start EXTRACTED ENTRIES
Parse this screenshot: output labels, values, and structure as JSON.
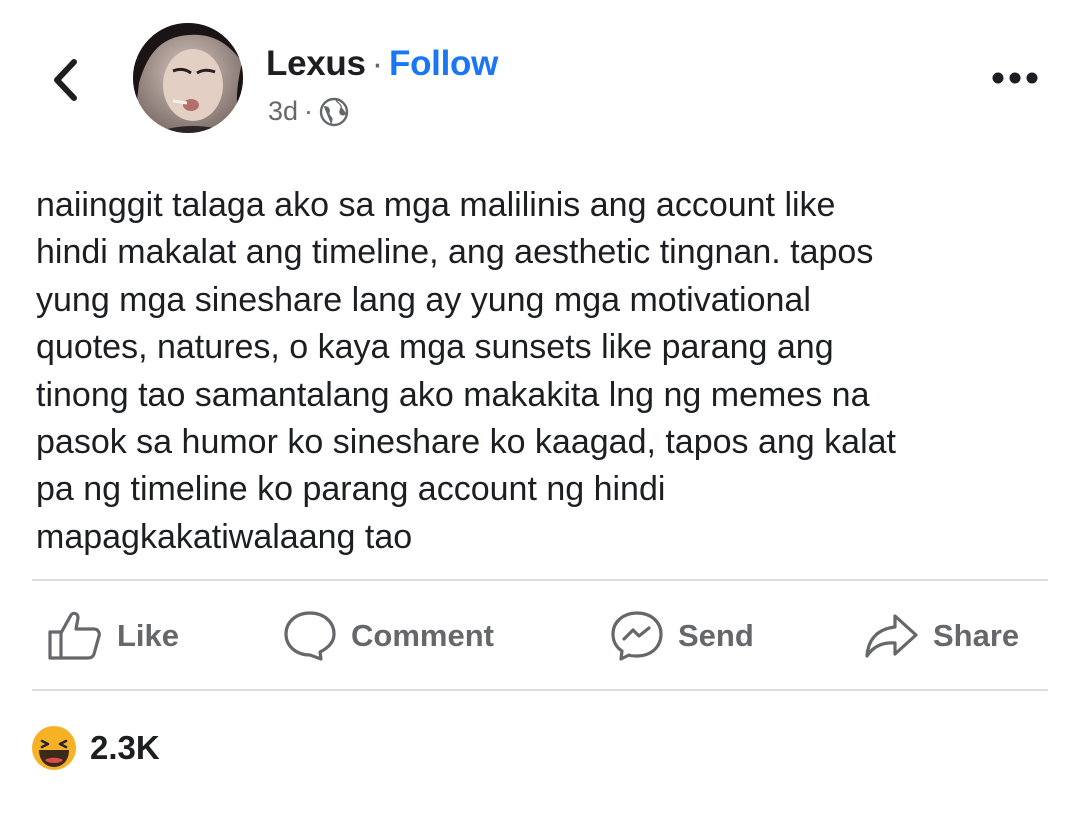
{
  "header": {
    "back_icon": "chevron-left-icon",
    "author_name": "Lexus",
    "separator": "·",
    "follow_label": "Follow",
    "time": "3d",
    "meta_separator": "·",
    "audience_icon": "globe-icon",
    "more_icon": "more-horizontal-icon"
  },
  "post": {
    "text_lines": [
      "naiinggit talaga ako sa mga malilinis ang account like",
      "hindi makalat ang timeline, ang aesthetic tingnan. tapos",
      "yung mga sineshare lang ay yung mga motivational",
      "quotes, natures, o kaya mga sunsets like parang ang",
      "tinong tao samantalang ako makakita lng ng memes na",
      "pasok sa humor ko sineshare ko kaagad, tapos ang kalat",
      "pa ng timeline ko parang account ng hindi",
      "mapagkakatiwalaang tao"
    ]
  },
  "actions": {
    "like": {
      "label": "Like",
      "icon": "thumbs-up-icon"
    },
    "comment": {
      "label": "Comment",
      "icon": "comment-icon"
    },
    "send": {
      "label": "Send",
      "icon": "messenger-icon"
    },
    "share": {
      "label": "Share",
      "icon": "share-icon"
    }
  },
  "reactions": {
    "icon": "haha-reaction-icon",
    "count": "2.3K"
  },
  "colors": {
    "follow": "#1877f2",
    "secondary_text": "#65676b",
    "divider": "#dadde1",
    "reaction_yellow": "#f7b125"
  }
}
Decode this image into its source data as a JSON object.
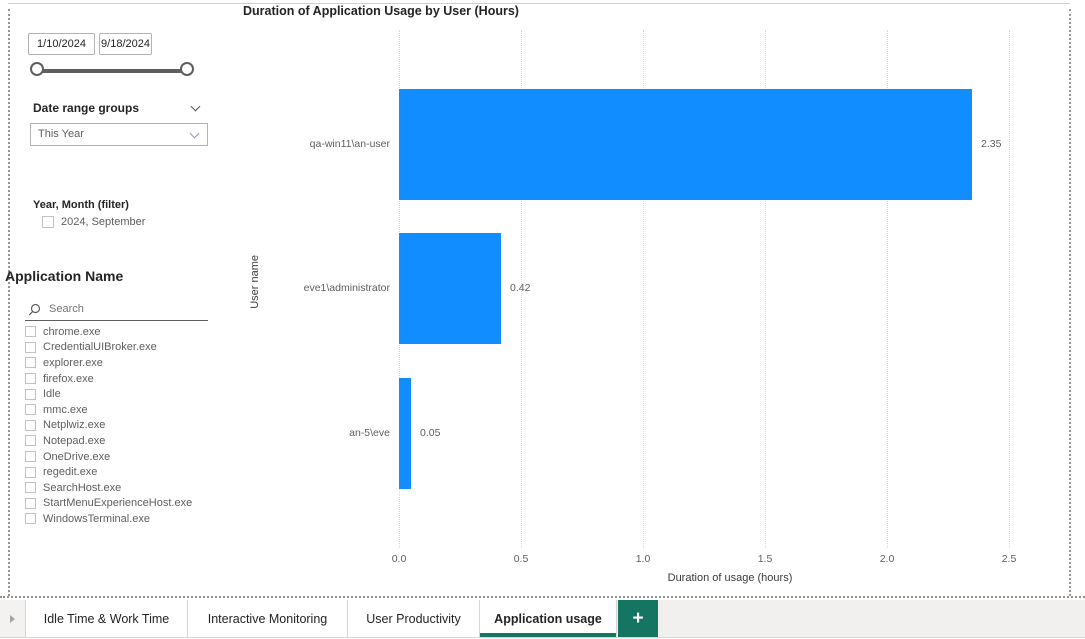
{
  "chart_data": {
    "type": "bar",
    "orientation": "horizontal",
    "title": "Duration of Application Usage by User (Hours)",
    "categories": [
      "qa-win11\\an-user",
      "eve1\\administrator",
      "an-5\\eve"
    ],
    "values": [
      2.35,
      0.42,
      0.05
    ],
    "value_labels": [
      "2.35",
      "0.42",
      "0.05"
    ],
    "xlabel": "Duration of usage (hours)",
    "ylabel": "User name",
    "xlim": [
      0,
      2.5
    ],
    "x_ticks": [
      0,
      0.5,
      1,
      1.5,
      2,
      2.5
    ],
    "x_tick_labels": [
      "0.0",
      "0.5",
      "1.0",
      "1.5",
      "2.0",
      "2.5"
    ],
    "grid": true,
    "legend": false,
    "bar_color": "#118DFF"
  },
  "date_slicer": {
    "start": "1/10/2024",
    "end": "9/18/2024"
  },
  "date_range_groups": {
    "label": "Date range groups",
    "selected": "This Year"
  },
  "year_month_filter": {
    "label": "Year, Month (filter)",
    "options": [
      {
        "label": "2024, September",
        "checked": false
      }
    ]
  },
  "application_filter": {
    "title": "Application Name",
    "search_placeholder": "Search",
    "items": [
      "chrome.exe",
      "CredentialUIBroker.exe",
      "explorer.exe",
      "firefox.exe",
      "Idle",
      "mmc.exe",
      "Netplwiz.exe",
      "Notepad.exe",
      "OneDrive.exe",
      "regedit.exe",
      "SearchHost.exe",
      "StartMenuExperienceHost.exe",
      "WindowsTerminal.exe"
    ]
  },
  "tab_bar": {
    "tabs": [
      "Idle Time & Work Time",
      "Interactive Monitoring",
      "User Productivity",
      "Application usage"
    ],
    "active_tab": "Application usage",
    "add_button": "+"
  },
  "colors": {
    "bar": "#118DFF",
    "active_tab_green": "#147562",
    "grid": "#d8d8d8"
  }
}
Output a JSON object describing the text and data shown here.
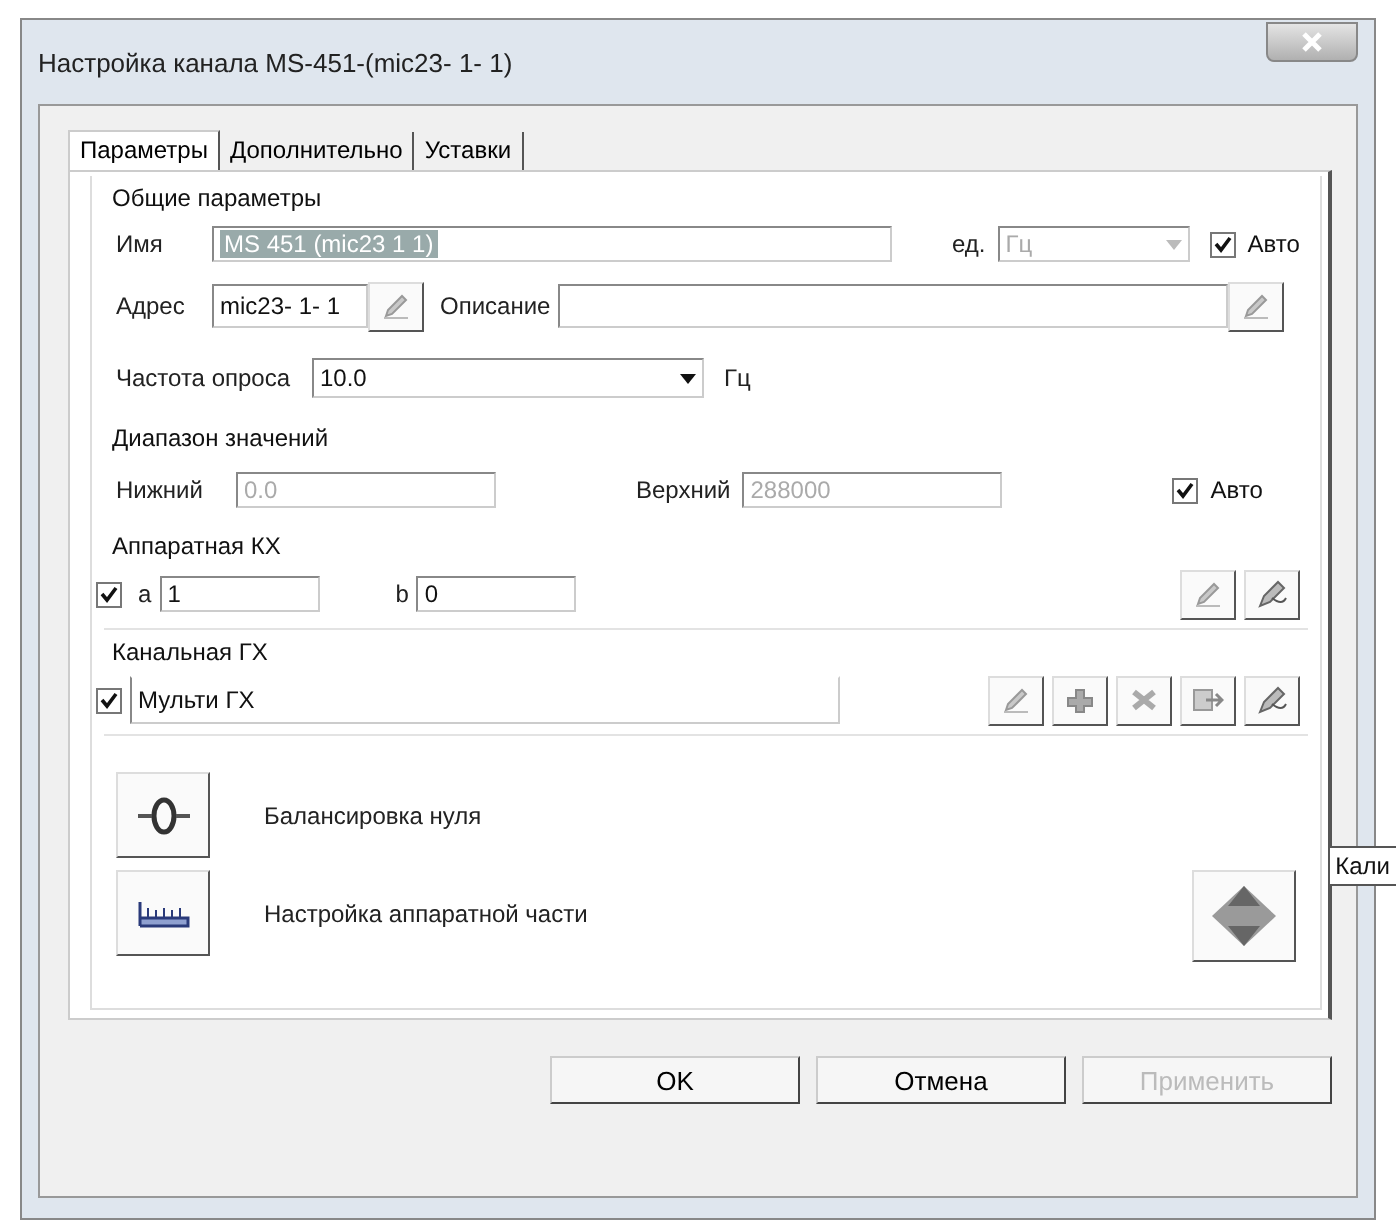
{
  "window": {
    "title": "Настройка канала MS-451-(mic23- 1- 1)"
  },
  "tabs": [
    {
      "label": "Параметры",
      "selected": true
    },
    {
      "label": "Дополнительно",
      "selected": false
    },
    {
      "label": "Уставки",
      "selected": false
    }
  ],
  "general": {
    "legend": "Общие параметры",
    "name_label": "Имя",
    "name_value": "MS 451 (mic23 1 1)",
    "name_disabled": true,
    "unit_label": "ед.",
    "unit_value": "Гц",
    "unit_disabled": true,
    "auto": {
      "label": "Авто",
      "checked": true
    },
    "address_label": "Адрес",
    "address_value": "mic23- 1- 1",
    "description_label": "Описание",
    "rate_label": "Частота опроса",
    "rate_value": "10.0",
    "rate_unit": "Гц"
  },
  "range": {
    "legend": "Диапазон значений",
    "lower_label": "Нижний",
    "lower_value": "0.0",
    "upper_label": "Верхний",
    "upper_value": "288000",
    "disabled": true,
    "auto": {
      "label": "Авто",
      "checked": true
    }
  },
  "hardware": {
    "legend": "Аппаратная КХ",
    "checked": true,
    "a_label": "a",
    "a_value": "1",
    "b_label": "b",
    "b_value": "0"
  },
  "channel": {
    "legend": "Канальная ГХ",
    "checked": true,
    "value": "Мульти ГХ"
  },
  "actions": [
    {
      "kind": "balance",
      "label": "Балансировка нуля"
    },
    {
      "kind": "hardware",
      "label": "Настройка аппаратной части"
    }
  ],
  "tooltip": "Кали",
  "buttons": [
    {
      "label": "OK",
      "disabled": false
    },
    {
      "label": "Отмена",
      "disabled": false
    },
    {
      "label": "Применить",
      "disabled": true
    }
  ]
}
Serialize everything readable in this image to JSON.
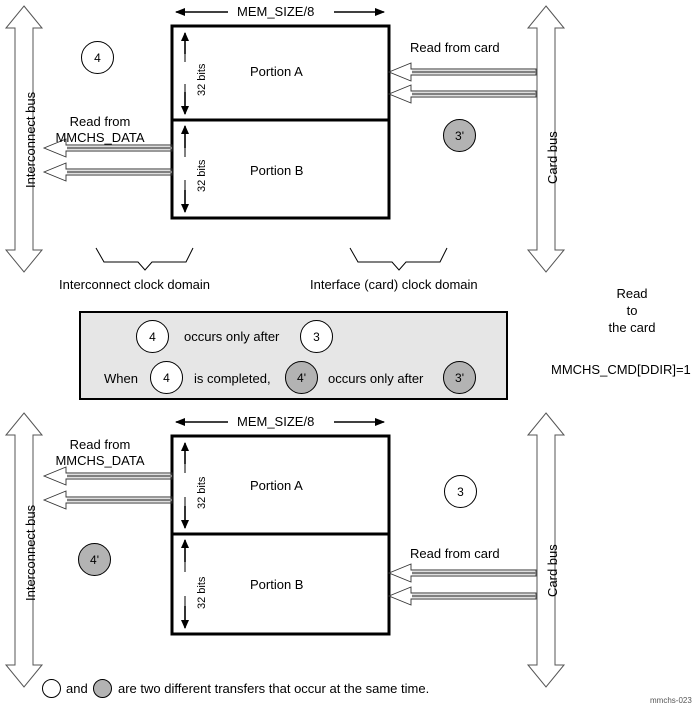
end EXTRACTED ENTRIES
▶ REQUIRED WORK
Copy the listing over exactly, skipping the pictures it holds.

▶ RESULT BELOW
Parse this screenshot: output labels, values, and structure as JSON.
{
  "header": {
    "back_icon": "chevron-left-icon",
    "author_name": "Lexus",
    "separator": "·",
    "follow_label": "Follow",
    "time": "3d",
    "meta_separator": "·",
    "audience_icon": "globe-icon",
    "more_icon": "more-horizontal-icon"
  },
  "post": {
    "text_lines": [
      "naiinggit talaga ako sa mga malilinis ang account like",
      "hindi makalat ang timeline, ang aesthetic tingnan. tapos",
      "yung mga sineshare lang ay yung mga motivational",
      "quotes, natures, o kaya mga sunsets like parang ang",
      "tinong tao samantalang ako makakita lng ng memes na",
      "pasok sa humor ko sineshare ko kaagad, tapos ang kalat",
      "pa ng timeline ko parang account ng hindi",
      "mapagkakatiwalaang tao"
    ]
  },
  "actions": {
    "like": {
      "label": "Like",
      "icon": "thumbs-up-icon"
    },
    "comment": {
      "label": "Comment",
      "icon": "comment-icon"
    },
    "send": {
      "label": "Send",
      "icon": "messenger-icon"
    },
    "share": {
      "label": "Share",
      "icon": "share-icon"
    }
  },
  "reactions": {
    "icon": "haha-reaction-icon",
    "count": "2.3K"
  },
  "colors": {
    "follow": "#1877f2",
    "secondary_text": "#65676b",
    "divider": "#dadde1",
    "reaction_yellow": "#f7b125"
  }
}
Decode this image into its source data as a JSON object.
{
  "chart_data": {
    "type": "bar",
    "orientation": "horizontal",
    "title": "Duration of Application Usage by User (Hours)",
    "categories": [
      "qa-win11\\an-user",
      "eve1\\administrator",
      "an-5\\eve"
    ],
    "values": [
      2.35,
      0.42,
      0.05
    ],
    "value_labels": [
      "2.35",
      "0.42",
      "0.05"
    ],
    "xlabel": "Duration of usage (hours)",
    "ylabel": "User name",
    "xlim": [
      0,
      2.5
    ],
    "x_ticks": [
      0,
      0.5,
      1,
      1.5,
      2,
      2.5
    ],
    "x_tick_labels": [
      "0.0",
      "0.5",
      "1.0",
      "1.5",
      "2.0",
      "2.5"
    ],
    "grid": true,
    "legend": false,
    "bar_color": "#118DFF"
  },
  "date_slicer": {
    "start": "1/10/2024",
    "end": "9/18/2024"
  },
  "date_range_groups": {
    "label": "Date range groups",
    "selected": "This Year"
  },
  "year_month_filter": {
    "label": "Year, Month (filter)",
    "options": [
      {
        "label": "2024, September",
        "checked": false
      }
    ]
  },
  "application_filter": {
    "title": "Application Name",
    "search_placeholder": "Search",
    "items": [
      "chrome.exe",
      "CredentialUIBroker.exe",
      "explorer.exe",
      "firefox.exe",
      "Idle",
      "mmc.exe",
      "Netplwiz.exe",
      "Notepad.exe",
      "OneDrive.exe",
      "regedit.exe",
      "SearchHost.exe",
      "StartMenuExperienceHost.exe",
      "WindowsTerminal.exe"
    ]
  },
  "tab_bar": {
    "tabs": [
      "Idle Time & Work Time",
      "Interactive Monitoring",
      "User Productivity",
      "Application usage"
    ],
    "active_tab": "Application usage",
    "add_button": "+"
  },
  "colors": {
    "bar": "#118DFF",
    "active_tab_green": "#147562",
    "grid": "#d8d8d8"
  }
}
Output a JSON object describing the text and data shown here.
{
  "window": {
    "title": "Настройка канала MS-451-(mic23- 1- 1)"
  },
  "tabs": [
    {
      "label": "Параметры",
      "selected": true
    },
    {
      "label": "Дополнительно",
      "selected": false
    },
    {
      "label": "Уставки",
      "selected": false
    }
  ],
  "general": {
    "legend": "Общие параметры",
    "name_label": "Имя",
    "name_value": "MS 451 (mic23 1 1)",
    "name_disabled": true,
    "unit_label": "ед.",
    "unit_value": "Гц",
    "unit_disabled": true,
    "auto": {
      "label": "Авто",
      "checked": true
    },
    "address_label": "Адрес",
    "address_value": "mic23- 1- 1",
    "description_label": "Описание",
    "rate_label": "Частота опроса",
    "rate_value": "10.0",
    "rate_unit": "Гц"
  },
  "range": {
    "legend": "Диапазон значений",
    "lower_label": "Нижний",
    "lower_value": "0.0",
    "upper_label": "Верхний",
    "upper_value": "288000",
    "disabled": true,
    "auto": {
      "label": "Авто",
      "checked": true
    }
  },
  "hardware": {
    "legend": "Аппаратная КХ",
    "checked": true,
    "a_label": "a",
    "a_value": "1",
    "b_label": "b",
    "b_value": "0"
  },
  "channel": {
    "legend": "Канальная ГХ",
    "checked": true,
    "value": "Мульти ГХ"
  },
  "actions": [
    {
      "kind": "balance",
      "label": "Балансировка нуля"
    },
    {
      "kind": "hardware",
      "label": "Настройка аппаратной части"
    }
  ],
  "tooltip": "Кали",
  "buttons": [
    {
      "label": "OK",
      "disabled": false
    },
    {
      "label": "Отмена",
      "disabled": false
    },
    {
      "label": "Применить",
      "disabled": true
    }
  ]
}
Serialize everything readable in this image to JSON.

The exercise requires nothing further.